— OBJECTIVE —
Report, as a bare number, how many lines of the material below contain the word "Male".

(Dataset listings of figures)

"""

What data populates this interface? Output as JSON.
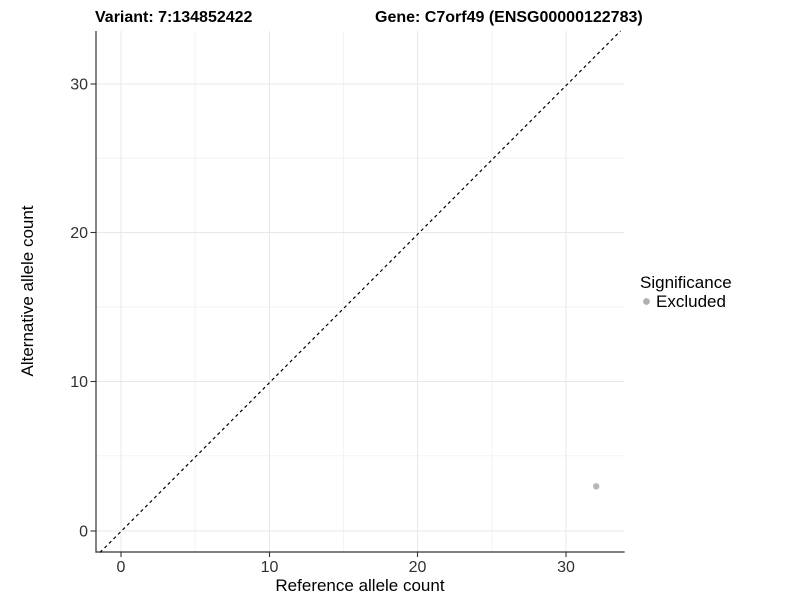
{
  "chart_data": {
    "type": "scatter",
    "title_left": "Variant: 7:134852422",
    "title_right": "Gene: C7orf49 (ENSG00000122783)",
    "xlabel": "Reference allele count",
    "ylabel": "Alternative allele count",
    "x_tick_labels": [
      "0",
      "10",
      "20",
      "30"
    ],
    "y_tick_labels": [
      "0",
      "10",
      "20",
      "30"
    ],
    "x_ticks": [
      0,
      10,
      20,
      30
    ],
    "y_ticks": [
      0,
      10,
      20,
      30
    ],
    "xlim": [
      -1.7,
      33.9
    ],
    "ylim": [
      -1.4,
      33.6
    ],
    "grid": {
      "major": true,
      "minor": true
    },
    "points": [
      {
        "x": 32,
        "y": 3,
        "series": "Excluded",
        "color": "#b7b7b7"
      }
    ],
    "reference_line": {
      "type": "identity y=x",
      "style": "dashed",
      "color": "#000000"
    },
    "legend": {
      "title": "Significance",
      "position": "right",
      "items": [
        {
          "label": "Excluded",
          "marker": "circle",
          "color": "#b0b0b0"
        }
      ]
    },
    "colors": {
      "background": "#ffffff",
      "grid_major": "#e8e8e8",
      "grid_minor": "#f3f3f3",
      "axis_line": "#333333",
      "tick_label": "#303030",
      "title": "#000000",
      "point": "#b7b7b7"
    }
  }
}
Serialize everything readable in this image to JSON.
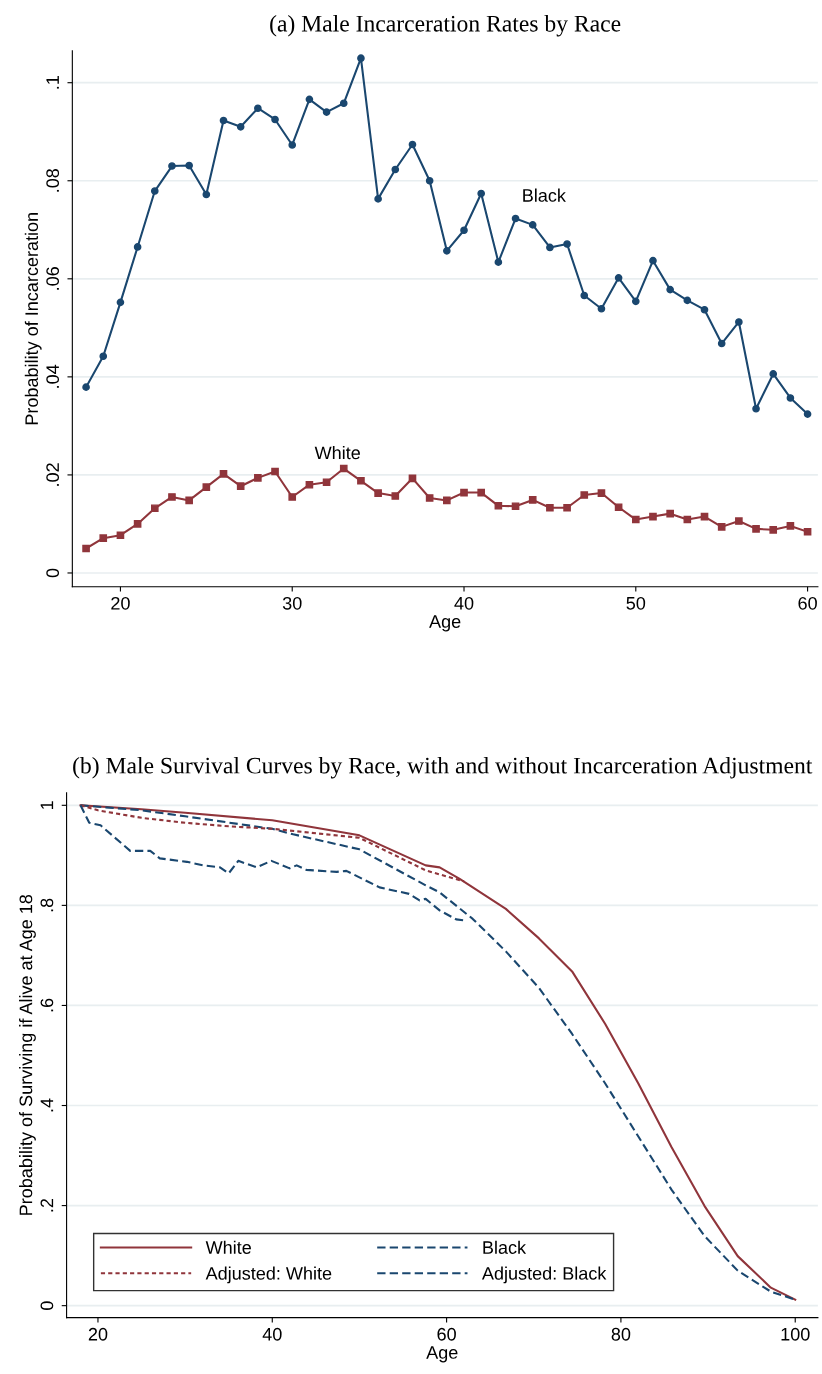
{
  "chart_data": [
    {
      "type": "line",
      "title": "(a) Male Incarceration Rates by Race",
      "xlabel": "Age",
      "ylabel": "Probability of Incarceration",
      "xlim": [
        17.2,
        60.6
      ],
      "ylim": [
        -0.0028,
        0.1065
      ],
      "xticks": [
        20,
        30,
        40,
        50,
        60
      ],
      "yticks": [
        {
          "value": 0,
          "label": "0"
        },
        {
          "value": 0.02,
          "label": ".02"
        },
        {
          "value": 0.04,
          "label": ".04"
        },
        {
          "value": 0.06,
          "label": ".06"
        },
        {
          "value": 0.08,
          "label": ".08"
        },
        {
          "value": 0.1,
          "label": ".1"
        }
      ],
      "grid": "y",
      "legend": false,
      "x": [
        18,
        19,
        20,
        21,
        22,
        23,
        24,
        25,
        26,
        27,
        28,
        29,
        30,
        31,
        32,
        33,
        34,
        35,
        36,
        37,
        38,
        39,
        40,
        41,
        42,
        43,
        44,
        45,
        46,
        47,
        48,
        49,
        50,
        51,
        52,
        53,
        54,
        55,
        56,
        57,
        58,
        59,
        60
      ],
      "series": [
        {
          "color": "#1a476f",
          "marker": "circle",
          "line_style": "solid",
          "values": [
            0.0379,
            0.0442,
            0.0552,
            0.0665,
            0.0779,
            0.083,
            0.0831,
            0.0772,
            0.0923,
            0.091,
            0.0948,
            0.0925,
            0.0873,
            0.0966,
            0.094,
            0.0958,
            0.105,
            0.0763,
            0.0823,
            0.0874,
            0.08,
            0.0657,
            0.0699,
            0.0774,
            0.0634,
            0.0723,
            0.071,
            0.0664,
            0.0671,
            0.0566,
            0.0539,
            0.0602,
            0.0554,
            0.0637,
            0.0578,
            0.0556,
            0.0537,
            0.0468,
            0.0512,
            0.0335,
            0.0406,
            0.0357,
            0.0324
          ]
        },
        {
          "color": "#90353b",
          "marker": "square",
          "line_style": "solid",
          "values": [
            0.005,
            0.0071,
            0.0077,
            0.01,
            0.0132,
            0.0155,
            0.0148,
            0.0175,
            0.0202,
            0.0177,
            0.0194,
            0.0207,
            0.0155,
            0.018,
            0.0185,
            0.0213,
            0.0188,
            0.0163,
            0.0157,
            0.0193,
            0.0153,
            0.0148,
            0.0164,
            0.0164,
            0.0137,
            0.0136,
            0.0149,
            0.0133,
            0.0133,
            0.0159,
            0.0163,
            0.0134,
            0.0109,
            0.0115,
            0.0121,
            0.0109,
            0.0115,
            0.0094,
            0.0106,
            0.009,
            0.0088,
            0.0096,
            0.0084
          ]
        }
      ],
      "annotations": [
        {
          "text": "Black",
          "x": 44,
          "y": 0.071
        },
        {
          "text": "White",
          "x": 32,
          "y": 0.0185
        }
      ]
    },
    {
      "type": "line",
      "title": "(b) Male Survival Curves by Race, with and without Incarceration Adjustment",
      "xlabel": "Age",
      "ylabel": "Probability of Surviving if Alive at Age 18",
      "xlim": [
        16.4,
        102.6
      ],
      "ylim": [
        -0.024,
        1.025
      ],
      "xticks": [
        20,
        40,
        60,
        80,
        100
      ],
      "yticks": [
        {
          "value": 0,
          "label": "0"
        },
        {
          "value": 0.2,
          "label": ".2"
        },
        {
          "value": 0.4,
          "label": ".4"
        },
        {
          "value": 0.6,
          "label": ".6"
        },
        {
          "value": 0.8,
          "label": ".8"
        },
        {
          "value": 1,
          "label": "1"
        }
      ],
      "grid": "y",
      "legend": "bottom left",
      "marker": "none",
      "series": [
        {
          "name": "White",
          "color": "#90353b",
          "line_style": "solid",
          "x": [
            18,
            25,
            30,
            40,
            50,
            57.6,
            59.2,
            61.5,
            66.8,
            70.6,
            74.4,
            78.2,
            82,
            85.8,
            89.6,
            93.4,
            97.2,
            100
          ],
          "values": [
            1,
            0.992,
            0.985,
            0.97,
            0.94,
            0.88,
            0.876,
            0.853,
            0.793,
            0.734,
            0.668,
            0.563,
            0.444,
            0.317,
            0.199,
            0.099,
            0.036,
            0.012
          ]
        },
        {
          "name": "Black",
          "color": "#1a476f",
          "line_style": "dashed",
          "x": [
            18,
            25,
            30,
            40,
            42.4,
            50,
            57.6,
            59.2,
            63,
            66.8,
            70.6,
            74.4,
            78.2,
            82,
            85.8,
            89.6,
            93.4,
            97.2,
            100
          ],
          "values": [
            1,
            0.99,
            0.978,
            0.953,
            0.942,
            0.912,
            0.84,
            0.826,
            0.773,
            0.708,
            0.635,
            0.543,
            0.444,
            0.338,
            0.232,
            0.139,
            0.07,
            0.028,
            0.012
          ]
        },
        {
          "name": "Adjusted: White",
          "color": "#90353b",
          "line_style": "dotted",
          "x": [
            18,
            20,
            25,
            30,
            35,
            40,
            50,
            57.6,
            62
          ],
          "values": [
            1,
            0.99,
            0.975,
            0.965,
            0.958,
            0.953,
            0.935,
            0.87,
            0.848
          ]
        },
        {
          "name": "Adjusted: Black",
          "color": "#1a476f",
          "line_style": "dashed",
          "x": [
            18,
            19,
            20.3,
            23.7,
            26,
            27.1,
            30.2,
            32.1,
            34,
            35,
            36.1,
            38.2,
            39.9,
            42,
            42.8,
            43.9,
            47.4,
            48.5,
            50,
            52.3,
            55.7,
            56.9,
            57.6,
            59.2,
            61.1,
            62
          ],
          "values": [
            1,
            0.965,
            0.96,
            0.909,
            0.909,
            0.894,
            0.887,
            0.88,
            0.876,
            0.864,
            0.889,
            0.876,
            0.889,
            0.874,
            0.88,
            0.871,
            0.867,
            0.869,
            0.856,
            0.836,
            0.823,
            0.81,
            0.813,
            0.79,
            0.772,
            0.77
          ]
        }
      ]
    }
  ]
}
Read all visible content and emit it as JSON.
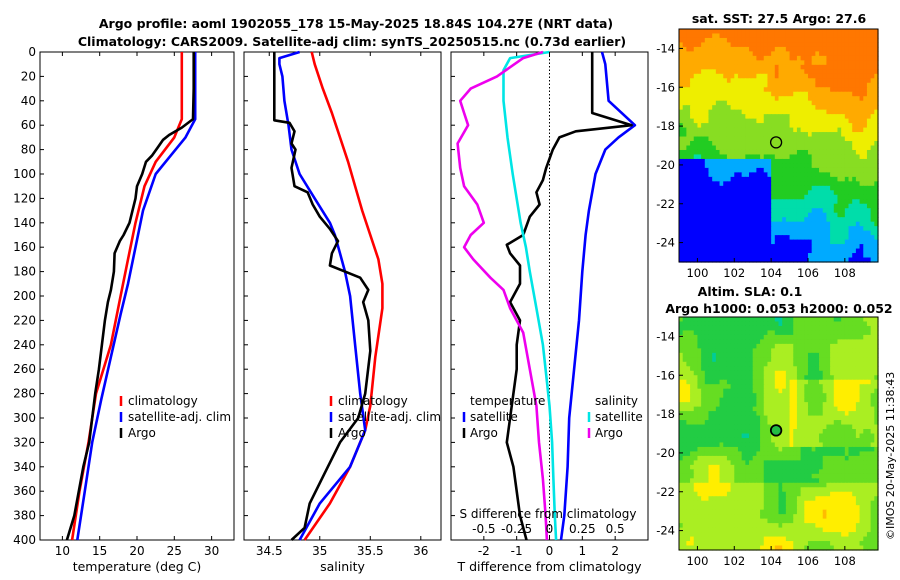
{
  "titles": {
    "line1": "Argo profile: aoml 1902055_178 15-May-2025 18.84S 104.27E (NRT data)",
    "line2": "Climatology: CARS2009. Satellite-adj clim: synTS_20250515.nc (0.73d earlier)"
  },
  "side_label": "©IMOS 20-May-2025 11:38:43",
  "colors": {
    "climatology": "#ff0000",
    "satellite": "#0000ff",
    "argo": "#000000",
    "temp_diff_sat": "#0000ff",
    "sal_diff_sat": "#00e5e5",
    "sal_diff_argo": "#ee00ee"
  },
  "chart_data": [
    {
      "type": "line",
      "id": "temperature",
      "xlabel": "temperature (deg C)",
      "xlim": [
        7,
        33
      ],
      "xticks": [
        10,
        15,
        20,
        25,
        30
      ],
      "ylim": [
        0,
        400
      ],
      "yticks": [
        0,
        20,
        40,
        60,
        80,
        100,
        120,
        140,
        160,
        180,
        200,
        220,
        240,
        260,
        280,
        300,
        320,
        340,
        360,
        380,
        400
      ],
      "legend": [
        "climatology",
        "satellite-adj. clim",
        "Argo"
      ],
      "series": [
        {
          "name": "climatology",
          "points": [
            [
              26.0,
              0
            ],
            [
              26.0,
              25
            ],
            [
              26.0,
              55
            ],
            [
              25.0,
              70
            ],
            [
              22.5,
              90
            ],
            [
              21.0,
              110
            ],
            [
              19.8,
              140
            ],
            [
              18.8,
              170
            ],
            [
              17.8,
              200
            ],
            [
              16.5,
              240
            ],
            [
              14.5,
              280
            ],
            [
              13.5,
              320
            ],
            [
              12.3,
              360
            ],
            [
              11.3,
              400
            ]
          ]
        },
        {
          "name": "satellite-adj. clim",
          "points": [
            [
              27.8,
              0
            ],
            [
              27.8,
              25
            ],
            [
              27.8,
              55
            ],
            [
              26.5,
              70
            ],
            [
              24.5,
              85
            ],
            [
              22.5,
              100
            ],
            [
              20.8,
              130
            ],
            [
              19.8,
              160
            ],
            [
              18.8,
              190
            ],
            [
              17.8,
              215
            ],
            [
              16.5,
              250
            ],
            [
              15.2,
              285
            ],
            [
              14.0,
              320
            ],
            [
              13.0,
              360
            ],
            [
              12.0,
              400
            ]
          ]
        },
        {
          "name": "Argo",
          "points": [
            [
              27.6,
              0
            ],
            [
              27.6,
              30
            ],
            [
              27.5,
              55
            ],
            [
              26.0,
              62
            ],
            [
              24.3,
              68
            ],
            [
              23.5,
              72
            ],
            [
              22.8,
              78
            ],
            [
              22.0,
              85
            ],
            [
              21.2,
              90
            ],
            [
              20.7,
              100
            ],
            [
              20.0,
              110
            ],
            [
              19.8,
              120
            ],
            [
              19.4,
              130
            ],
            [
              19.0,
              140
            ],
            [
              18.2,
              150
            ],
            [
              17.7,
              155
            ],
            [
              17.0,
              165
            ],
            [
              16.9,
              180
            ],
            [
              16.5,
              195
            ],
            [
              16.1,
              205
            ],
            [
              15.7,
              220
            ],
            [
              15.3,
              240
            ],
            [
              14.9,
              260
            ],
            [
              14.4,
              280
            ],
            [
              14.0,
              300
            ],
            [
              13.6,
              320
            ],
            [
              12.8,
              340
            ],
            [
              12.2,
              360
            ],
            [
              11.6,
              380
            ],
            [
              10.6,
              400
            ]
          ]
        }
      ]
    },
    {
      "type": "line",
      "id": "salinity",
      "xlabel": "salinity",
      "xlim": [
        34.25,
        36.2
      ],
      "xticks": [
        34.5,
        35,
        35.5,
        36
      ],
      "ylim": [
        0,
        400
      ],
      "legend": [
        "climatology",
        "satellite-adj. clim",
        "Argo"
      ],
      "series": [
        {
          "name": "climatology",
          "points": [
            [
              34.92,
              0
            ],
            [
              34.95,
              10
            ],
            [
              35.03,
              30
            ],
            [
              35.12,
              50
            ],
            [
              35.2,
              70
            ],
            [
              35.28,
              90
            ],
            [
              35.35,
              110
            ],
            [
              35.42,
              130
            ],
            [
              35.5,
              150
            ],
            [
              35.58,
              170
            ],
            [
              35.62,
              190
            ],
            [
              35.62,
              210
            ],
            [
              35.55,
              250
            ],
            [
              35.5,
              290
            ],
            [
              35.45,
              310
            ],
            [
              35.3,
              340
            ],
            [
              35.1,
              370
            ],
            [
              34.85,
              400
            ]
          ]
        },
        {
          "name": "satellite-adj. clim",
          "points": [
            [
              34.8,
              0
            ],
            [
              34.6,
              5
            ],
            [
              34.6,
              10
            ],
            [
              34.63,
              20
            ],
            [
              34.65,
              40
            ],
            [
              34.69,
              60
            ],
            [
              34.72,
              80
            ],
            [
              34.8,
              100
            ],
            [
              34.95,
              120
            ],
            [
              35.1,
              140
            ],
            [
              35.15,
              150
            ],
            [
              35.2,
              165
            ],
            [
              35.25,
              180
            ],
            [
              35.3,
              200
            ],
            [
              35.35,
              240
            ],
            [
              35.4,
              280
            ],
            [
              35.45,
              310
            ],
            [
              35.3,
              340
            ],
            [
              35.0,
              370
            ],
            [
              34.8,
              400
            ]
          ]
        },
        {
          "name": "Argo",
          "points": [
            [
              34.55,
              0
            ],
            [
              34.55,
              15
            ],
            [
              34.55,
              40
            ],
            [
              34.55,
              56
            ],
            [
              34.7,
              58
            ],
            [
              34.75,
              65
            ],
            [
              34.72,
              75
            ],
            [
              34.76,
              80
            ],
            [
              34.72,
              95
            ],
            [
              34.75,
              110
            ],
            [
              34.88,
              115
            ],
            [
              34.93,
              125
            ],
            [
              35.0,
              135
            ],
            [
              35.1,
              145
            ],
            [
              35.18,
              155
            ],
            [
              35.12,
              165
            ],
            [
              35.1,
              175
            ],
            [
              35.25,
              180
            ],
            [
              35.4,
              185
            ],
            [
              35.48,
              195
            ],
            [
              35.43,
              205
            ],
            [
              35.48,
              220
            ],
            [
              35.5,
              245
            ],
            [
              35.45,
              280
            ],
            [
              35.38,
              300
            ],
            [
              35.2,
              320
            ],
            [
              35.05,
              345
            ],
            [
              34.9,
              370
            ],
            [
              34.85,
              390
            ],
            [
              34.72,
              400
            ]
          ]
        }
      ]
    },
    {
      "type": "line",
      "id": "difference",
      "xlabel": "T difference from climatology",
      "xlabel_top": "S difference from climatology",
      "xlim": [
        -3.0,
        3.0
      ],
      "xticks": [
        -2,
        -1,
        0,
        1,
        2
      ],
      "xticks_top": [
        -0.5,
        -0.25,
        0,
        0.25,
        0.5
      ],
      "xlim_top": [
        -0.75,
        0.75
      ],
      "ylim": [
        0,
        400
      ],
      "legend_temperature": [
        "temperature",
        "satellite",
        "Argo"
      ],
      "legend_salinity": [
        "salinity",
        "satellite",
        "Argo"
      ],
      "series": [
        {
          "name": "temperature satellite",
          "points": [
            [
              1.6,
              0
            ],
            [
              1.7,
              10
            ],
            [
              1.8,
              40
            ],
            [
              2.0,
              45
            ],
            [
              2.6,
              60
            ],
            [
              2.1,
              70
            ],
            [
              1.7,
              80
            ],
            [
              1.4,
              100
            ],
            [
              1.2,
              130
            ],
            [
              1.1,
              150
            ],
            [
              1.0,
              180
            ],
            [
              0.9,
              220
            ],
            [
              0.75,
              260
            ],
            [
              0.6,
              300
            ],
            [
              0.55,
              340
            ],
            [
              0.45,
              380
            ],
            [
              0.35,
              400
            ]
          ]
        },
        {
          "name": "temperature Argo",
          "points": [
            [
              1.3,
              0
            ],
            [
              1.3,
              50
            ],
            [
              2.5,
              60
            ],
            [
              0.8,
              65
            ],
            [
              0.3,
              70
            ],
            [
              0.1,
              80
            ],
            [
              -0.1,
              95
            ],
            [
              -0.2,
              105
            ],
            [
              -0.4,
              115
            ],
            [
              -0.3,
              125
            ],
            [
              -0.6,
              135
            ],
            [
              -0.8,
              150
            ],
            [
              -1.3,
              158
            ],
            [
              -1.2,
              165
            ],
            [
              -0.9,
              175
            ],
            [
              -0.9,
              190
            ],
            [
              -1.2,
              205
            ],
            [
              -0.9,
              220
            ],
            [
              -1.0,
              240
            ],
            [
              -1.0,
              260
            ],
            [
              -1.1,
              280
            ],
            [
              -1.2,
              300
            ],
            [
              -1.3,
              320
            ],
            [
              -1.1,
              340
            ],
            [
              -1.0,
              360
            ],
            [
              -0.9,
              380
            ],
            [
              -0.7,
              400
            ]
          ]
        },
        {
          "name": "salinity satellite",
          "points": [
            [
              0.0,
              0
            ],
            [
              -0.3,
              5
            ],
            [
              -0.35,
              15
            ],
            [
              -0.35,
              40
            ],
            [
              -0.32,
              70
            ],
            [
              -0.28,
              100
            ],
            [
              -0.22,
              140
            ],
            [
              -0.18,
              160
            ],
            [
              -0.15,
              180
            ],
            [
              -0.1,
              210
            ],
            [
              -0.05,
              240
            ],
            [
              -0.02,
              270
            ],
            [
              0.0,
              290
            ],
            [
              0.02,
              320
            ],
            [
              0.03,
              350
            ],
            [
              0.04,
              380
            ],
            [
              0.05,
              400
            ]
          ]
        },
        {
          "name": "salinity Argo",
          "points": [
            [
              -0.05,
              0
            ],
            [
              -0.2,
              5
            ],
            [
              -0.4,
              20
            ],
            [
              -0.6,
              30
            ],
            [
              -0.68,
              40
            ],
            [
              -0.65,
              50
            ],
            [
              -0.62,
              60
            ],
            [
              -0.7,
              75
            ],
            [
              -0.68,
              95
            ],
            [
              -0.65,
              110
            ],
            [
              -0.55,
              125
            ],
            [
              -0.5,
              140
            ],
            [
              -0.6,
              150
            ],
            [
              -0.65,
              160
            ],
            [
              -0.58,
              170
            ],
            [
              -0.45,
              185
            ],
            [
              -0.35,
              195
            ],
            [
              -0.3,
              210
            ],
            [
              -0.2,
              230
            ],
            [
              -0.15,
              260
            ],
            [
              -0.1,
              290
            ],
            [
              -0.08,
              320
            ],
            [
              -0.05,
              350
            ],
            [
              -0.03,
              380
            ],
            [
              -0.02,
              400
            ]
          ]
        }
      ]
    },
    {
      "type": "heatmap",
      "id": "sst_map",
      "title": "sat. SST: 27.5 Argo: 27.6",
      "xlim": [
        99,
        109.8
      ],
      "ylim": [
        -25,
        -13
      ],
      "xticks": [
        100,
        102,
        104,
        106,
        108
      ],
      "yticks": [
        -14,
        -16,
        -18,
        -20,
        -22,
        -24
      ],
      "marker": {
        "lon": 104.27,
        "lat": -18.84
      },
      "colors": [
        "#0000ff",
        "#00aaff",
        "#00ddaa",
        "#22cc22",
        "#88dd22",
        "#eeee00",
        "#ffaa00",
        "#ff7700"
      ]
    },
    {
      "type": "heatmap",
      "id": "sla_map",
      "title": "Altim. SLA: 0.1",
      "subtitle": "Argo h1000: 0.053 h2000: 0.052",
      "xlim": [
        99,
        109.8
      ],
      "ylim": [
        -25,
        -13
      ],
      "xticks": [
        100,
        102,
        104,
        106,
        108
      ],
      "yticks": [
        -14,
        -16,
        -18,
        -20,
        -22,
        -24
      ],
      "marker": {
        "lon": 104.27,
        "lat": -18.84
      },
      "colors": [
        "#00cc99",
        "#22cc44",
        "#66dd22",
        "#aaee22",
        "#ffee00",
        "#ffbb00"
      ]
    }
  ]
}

"""

— FULL RESPONSE —
2